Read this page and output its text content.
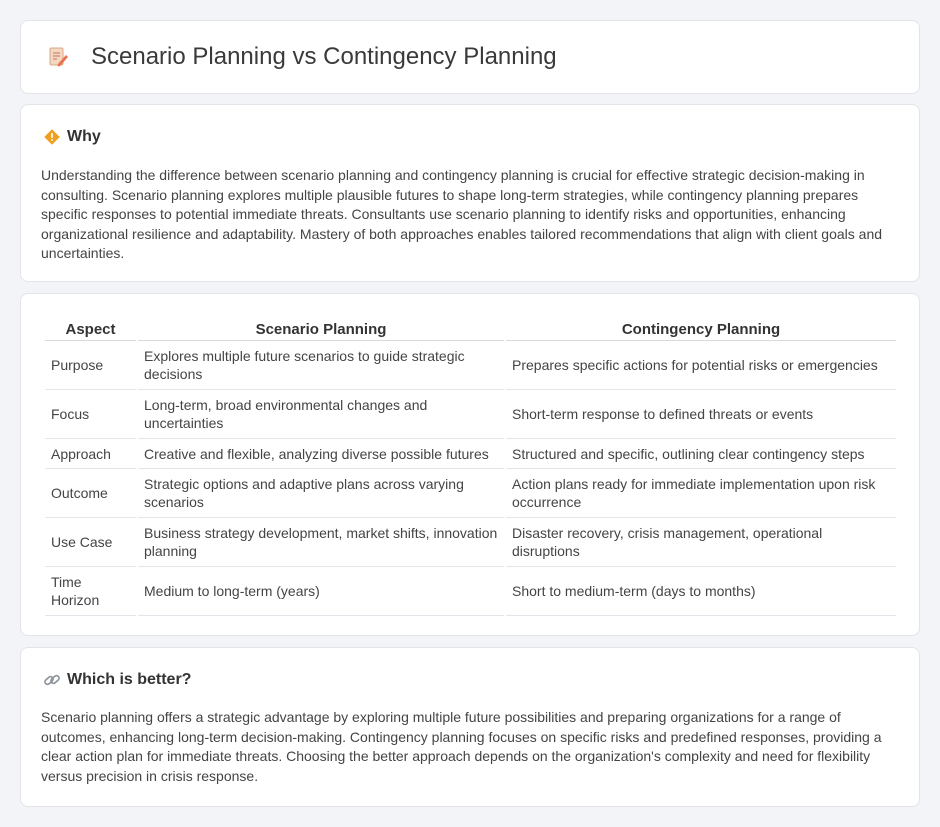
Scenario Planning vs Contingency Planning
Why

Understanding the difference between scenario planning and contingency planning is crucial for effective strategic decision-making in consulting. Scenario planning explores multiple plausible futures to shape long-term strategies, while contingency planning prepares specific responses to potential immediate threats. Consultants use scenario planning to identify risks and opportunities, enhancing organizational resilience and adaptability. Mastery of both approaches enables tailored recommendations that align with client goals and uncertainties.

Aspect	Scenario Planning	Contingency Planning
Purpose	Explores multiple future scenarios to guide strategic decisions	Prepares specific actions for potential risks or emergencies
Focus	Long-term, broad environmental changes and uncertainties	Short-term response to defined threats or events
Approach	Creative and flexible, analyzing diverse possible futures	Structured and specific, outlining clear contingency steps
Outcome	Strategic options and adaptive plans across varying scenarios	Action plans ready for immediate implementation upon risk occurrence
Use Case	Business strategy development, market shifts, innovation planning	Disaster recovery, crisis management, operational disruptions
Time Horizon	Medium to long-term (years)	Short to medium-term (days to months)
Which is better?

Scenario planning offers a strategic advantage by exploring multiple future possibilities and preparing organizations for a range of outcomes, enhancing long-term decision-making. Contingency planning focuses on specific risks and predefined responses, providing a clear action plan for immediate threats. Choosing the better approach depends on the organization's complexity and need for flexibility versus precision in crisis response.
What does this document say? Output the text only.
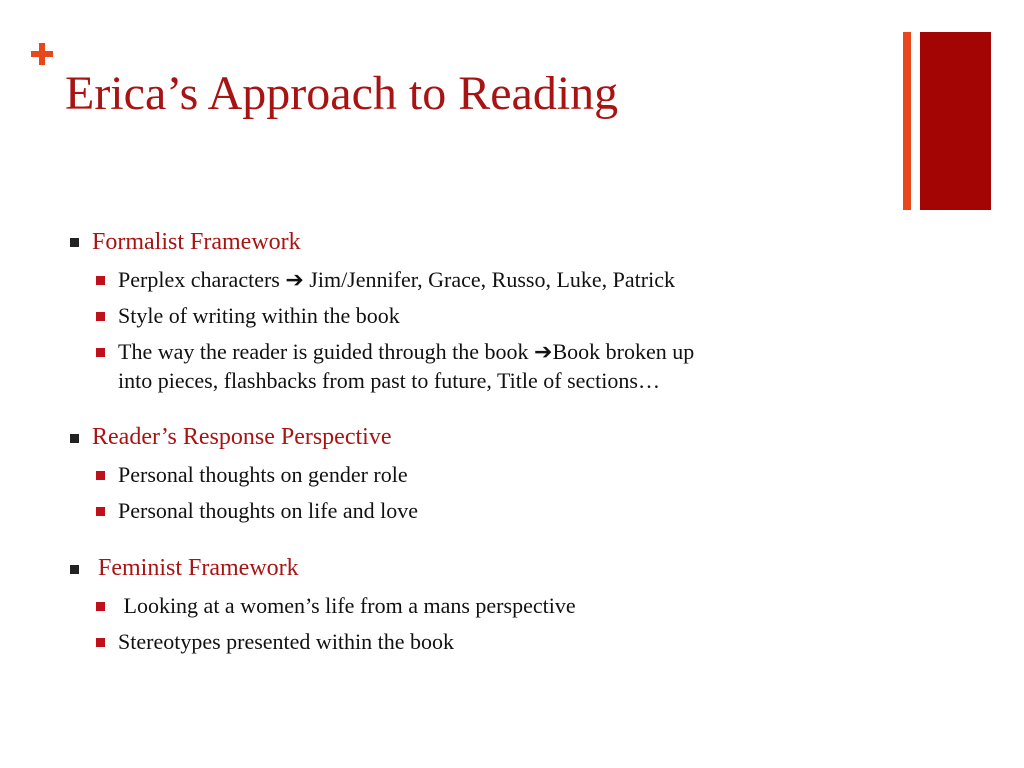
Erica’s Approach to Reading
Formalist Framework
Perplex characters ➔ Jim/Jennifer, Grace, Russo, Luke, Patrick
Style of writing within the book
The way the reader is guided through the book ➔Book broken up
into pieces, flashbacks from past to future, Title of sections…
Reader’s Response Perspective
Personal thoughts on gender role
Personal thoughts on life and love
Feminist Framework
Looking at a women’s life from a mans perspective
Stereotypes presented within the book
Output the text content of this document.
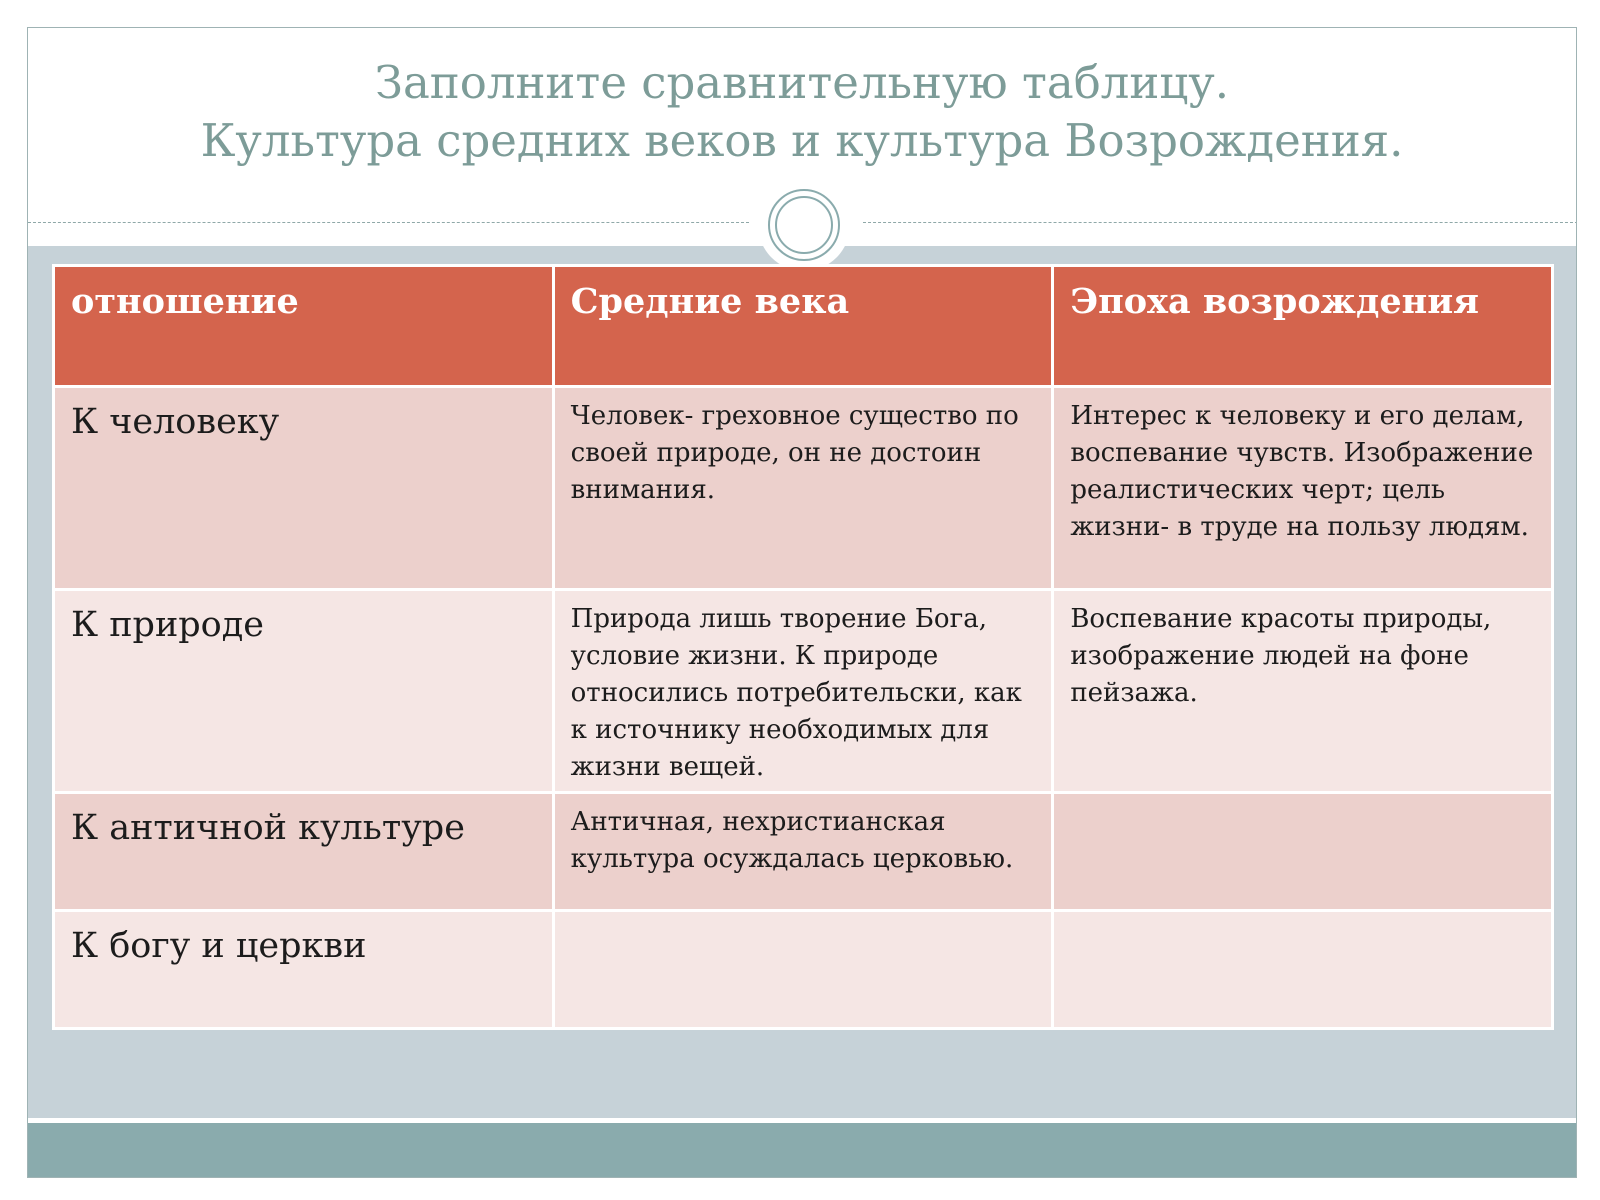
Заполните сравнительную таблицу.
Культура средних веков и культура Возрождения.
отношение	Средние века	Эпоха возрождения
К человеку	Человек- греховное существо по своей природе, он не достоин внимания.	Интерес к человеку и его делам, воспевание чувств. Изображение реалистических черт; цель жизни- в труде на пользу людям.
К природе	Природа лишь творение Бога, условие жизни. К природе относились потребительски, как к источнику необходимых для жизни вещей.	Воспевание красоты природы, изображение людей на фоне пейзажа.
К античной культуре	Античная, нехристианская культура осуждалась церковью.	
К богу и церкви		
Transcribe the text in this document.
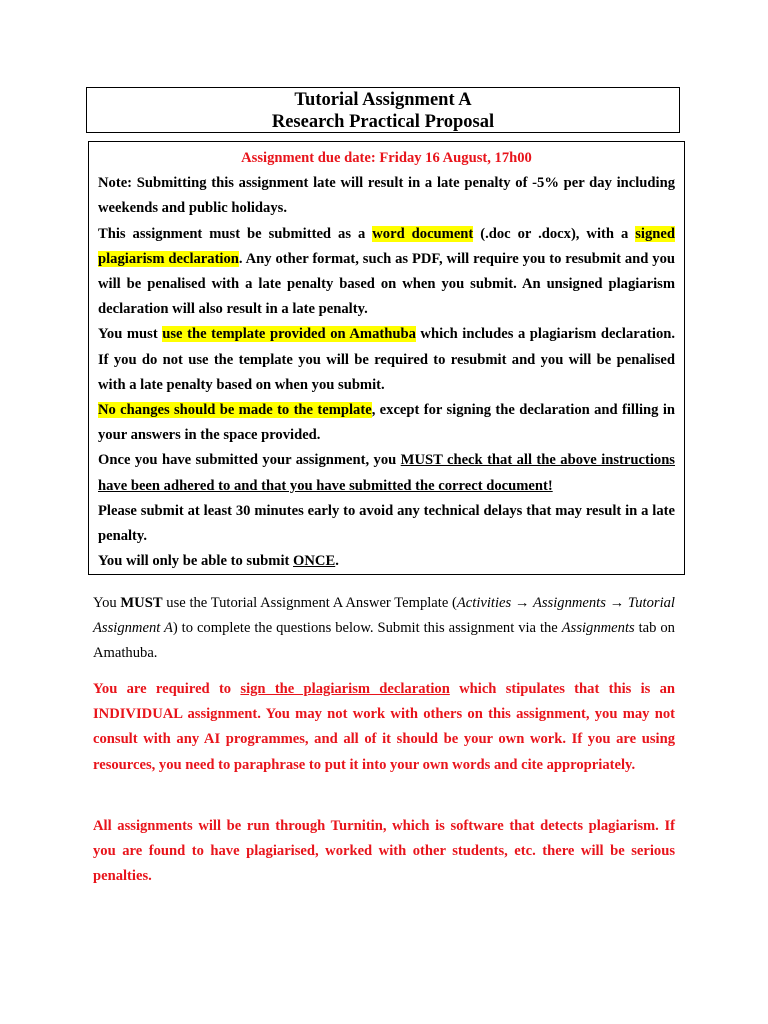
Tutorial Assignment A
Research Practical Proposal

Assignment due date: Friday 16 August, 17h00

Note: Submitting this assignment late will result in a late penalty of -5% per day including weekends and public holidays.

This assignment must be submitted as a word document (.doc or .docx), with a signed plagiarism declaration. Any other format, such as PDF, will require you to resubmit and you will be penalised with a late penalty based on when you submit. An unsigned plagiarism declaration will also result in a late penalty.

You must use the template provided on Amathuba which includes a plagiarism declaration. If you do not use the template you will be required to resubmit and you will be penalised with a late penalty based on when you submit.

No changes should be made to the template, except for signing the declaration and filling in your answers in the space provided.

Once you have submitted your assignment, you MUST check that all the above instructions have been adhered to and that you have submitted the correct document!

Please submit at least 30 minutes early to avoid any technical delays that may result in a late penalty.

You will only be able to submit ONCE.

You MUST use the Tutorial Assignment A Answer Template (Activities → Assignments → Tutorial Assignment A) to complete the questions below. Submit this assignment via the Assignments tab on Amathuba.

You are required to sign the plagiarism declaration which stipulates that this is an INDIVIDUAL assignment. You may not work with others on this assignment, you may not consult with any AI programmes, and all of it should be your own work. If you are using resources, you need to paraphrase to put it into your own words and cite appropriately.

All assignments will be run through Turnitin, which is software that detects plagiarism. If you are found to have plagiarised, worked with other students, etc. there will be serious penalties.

### Requirement
Strip the images and reproduce the remaining records precisely.

### Solution for this task
Read this page and output its text content.
Scenario Planning vs Contingency Planning
Why

Understanding the difference between scenario planning and contingency planning is crucial for effective strategic decision-making in consulting. Scenario planning explores multiple plausible futures to shape long-term strategies, while contingency planning prepares specific responses to potential immediate threats. Consultants use scenario planning to identify risks and opportunities, enhancing organizational resilience and adaptability. Mastery of both approaches enables tailored recommendations that align with client goals and uncertainties.

Aspect	Scenario Planning	Contingency Planning
Purpose	Explores multiple future scenarios to guide strategic decisions	Prepares specific actions for potential risks or emergencies
Focus	Long-term, broad environmental changes and uncertainties	Short-term response to defined threats or events
Approach	Creative and flexible, analyzing diverse possible futures	Structured and specific, outlining clear contingency steps
Outcome	Strategic options and adaptive plans across varying scenarios	Action plans ready for immediate implementation upon risk occurrence
Use Case	Business strategy development, market shifts, innovation planning	Disaster recovery, crisis management, operational disruptions
Time Horizon	Medium to long-term (years)	Short to medium-term (days to months)
Which is better?

Scenario planning offers a strategic advantage by exploring multiple future possibilities and preparing organizations for a range of outcomes, enhancing long-term decision-making. Contingency planning focuses on specific risks and predefined responses, providing a clear action plan for immediate threats. Choosing the better approach depends on the organization's complexity and need for flexibility versus precision in crisis response.
What does this document say? Output the text only.
Erica’s Approach to Reading
Formalist Framework
Perplex characters ➔ Jim/Jennifer, Grace, Russo, Luke, Patrick
Style of writing within the book
The way the reader is guided through the book ➔Book broken up
into pieces, flashbacks from past to future, Title of sections…
Reader’s Response Perspective
Personal thoughts on gender role
Personal thoughts on life and love
Feminist Framework
Looking at a women’s life from a mans perspective
Stereotypes presented within the book
Output the text content of this document.
Заполните сравнительную таблицу.
Культура средних веков и культура Возрождения.
отношение	Средние века	Эпоха возрождения
К человеку	Человек- греховное существо по своей природе, он не достоин внимания.	Интерес к человеку и его делам, воспевание чувств. Изображение реалистических черт; цель жизни- в труде на пользу людям.
К природе	Природа лишь творение Бога, условие жизни. К природе относились потребительски, как к источнику необходимых для жизни вещей.	Воспевание красоты природы, изображение людей на фоне пейзажа.
К античной культуре	Античная, нехристианская культура осуждалась церковью.	
К богу и церкви		
Transcribe the text in this document.
Tutorial Assignment A
Research Practical Proposal

Assignment due date: Friday 16 August, 17h00

Note: Submitting this assignment late will result in a late penalty of -5% per day including weekends and public holidays.

This assignment must be submitted as a word document (.doc or .docx), with a signed plagiarism declaration. Any other format, such as PDF, will require you to resubmit and you will be penalised with a late penalty based on when you submit. An unsigned plagiarism declaration will also result in a late penalty.

You must use the template provided on Amathuba which includes a plagiarism declaration. If you do not use the template you will be required to resubmit and you will be penalised with a late penalty based on when you submit.

No changes should be made to the template, except for signing the declaration and filling in your answers in the space provided.

Once you have submitted your assignment, you MUST check that all the above instructions have been adhered to and that you have submitted the correct document!

Please submit at least 30 minutes early to avoid any technical delays that may result in a late penalty.

You will only be able to submit ONCE.

You MUST use the Tutorial Assignment A Answer Template (Activities → Assignments → Tutorial Assignment A) to complete the questions below. Submit this assignment via the Assignments tab on Amathuba.

You are required to sign the plagiarism declaration which stipulates that this is an INDIVIDUAL assignment. You may not work with others on this assignment, you may not consult with any AI programmes, and all of it should be your own work. If you are using resources, you need to paraphrase to put it into your own words and cite appropriately.

All assignments will be run through Turnitin, which is software that detects plagiarism. If you are found to have plagiarised, worked with other students, etc. there will be serious penalties.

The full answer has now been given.